Dans ce contexte favorable à l’Algérie, l’Espagne qui ambitionne pour sa part de devenir un hub gazier en Europe, grâce à ses importantes potentialités de regazification, craint que l’Algérie exerce des pressions, via la diplomatie du gaz, ce qui fragiliserait le pays dépendant à 40% des approvisionnements en provenance de notre pays, et nuirait aux projets de connexion que le pays veut établir avec le reste des pays européens via la réactivation du projet de gazoduc MidCat.
Un projet de liaison entre l’Espagne et la France à travers les Pyrénées catalanes, mis en mode veille depuis 2019, suite aux «réserves écologiques» émises par le France
L’Italie plutôt que l’Espagne ?

(Entrées du jeu de données)
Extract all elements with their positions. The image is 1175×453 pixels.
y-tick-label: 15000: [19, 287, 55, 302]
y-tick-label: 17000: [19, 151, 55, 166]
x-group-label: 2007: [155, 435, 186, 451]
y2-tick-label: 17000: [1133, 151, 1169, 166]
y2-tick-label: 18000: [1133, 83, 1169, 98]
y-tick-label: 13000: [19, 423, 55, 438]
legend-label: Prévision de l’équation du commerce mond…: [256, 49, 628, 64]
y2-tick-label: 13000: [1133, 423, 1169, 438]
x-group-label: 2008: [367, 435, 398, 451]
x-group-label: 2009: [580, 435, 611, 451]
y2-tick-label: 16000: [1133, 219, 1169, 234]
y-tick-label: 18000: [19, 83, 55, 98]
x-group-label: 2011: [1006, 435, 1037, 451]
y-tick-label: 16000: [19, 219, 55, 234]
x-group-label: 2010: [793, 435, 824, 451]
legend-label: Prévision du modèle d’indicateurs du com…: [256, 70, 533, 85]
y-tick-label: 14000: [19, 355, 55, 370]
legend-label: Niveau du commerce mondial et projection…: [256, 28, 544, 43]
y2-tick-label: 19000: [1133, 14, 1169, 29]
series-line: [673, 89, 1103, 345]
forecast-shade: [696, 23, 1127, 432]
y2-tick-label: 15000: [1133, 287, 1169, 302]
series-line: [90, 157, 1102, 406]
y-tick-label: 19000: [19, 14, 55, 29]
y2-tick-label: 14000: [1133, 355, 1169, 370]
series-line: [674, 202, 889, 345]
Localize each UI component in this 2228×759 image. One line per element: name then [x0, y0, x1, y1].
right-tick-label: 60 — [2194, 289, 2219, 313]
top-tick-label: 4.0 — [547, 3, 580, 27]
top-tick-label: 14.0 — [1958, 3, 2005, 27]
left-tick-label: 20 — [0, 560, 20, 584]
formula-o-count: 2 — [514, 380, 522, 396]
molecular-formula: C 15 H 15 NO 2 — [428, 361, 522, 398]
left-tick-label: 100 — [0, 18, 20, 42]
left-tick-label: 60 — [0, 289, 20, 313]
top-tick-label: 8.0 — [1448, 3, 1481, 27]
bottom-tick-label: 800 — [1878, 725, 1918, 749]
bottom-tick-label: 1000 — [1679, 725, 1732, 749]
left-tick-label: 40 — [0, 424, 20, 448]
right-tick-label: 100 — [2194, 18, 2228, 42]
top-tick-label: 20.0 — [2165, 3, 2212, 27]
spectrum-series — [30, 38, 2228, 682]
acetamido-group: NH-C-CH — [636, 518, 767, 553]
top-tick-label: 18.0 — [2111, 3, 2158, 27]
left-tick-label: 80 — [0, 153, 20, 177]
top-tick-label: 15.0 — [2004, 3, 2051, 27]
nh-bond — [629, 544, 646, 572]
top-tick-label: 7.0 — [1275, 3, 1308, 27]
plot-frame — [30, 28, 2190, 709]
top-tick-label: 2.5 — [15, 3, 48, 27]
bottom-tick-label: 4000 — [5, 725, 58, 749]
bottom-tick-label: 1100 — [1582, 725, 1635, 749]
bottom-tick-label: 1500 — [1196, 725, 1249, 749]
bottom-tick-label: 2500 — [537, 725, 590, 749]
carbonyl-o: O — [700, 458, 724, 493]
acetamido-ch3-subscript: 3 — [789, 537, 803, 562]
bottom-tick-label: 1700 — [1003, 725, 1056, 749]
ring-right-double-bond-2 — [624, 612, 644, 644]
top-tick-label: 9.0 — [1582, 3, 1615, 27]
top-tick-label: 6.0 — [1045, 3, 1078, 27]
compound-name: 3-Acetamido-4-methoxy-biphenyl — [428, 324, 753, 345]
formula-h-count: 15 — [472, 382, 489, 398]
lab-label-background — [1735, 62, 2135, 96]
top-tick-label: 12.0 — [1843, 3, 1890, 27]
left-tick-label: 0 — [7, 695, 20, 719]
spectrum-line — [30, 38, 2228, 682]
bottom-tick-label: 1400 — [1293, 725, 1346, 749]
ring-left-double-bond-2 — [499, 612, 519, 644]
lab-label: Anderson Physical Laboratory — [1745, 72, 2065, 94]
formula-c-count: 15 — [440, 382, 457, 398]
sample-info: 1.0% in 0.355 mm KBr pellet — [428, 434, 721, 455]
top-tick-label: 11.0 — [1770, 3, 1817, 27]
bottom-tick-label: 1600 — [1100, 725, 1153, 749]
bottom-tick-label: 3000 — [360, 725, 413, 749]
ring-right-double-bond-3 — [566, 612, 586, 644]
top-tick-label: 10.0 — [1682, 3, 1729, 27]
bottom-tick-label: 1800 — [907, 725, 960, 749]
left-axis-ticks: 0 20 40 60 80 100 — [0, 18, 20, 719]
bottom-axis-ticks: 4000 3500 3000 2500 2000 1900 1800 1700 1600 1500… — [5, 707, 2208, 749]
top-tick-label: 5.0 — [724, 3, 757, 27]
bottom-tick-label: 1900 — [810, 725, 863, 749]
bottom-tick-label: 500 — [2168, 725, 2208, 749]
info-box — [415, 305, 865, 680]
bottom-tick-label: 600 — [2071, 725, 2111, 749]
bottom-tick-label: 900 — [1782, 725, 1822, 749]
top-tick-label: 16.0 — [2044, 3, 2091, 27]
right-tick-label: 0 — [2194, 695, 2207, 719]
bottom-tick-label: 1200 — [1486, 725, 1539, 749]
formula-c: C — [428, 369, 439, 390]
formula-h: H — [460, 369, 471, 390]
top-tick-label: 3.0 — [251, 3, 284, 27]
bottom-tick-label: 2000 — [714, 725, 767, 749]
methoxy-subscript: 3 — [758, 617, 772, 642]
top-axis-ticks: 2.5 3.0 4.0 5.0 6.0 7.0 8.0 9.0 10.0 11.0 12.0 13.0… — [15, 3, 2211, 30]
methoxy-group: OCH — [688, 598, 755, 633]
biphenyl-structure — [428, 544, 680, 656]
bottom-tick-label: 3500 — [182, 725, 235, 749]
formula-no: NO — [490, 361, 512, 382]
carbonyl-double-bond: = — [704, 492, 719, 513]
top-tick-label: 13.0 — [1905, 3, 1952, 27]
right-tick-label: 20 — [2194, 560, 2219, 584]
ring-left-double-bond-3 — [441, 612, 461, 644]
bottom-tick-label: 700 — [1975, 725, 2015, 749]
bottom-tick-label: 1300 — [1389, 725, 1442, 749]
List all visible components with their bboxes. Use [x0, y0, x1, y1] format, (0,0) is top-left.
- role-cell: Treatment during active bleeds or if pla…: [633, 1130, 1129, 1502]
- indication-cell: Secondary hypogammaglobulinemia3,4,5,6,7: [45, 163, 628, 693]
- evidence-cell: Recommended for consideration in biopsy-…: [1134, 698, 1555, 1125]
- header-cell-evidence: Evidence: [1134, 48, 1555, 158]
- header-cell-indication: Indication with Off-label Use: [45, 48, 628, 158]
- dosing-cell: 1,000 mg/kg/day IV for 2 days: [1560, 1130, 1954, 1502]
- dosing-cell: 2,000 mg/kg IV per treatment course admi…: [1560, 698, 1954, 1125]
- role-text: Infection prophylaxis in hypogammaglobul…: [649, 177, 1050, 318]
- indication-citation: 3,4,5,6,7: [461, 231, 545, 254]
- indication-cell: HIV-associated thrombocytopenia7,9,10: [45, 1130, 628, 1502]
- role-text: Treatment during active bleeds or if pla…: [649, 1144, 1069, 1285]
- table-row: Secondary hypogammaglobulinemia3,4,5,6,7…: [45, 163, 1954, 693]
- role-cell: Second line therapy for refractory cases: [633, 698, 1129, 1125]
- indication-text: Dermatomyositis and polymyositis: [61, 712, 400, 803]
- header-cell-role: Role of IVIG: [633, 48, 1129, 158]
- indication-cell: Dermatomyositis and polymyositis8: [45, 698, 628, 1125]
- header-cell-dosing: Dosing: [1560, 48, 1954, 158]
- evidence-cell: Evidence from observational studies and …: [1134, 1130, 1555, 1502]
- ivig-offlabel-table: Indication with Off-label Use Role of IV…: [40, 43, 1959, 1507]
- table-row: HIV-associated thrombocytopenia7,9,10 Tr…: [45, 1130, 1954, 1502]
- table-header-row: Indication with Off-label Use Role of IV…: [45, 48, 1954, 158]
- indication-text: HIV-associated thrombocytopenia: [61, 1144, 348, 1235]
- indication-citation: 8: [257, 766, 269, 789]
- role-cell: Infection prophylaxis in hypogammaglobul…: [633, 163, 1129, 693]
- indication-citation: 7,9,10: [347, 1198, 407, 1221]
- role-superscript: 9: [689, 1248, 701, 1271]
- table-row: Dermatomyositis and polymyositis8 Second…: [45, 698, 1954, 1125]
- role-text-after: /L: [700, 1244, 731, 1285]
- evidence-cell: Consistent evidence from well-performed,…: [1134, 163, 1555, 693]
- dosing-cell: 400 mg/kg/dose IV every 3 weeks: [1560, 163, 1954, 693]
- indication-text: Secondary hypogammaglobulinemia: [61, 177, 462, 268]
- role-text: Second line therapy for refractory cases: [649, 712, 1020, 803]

Objectif de l'exercice → Recopiez un passage du texte d'étude, en commençant aux mots qui contiennent « Un projet de » et en vous arrêtant après « que l’Espagne ? ». Cette liste provient d'une autre source que le texte d'étude.

Solution du problème →
Un projet de liaison entre l’Espagne et la France à travers les Pyrénées catalanes, mis en mode veille depuis 2019, suite aux «réserves écologiques» émises par le France
L’Italie plutôt que l’Espagne ?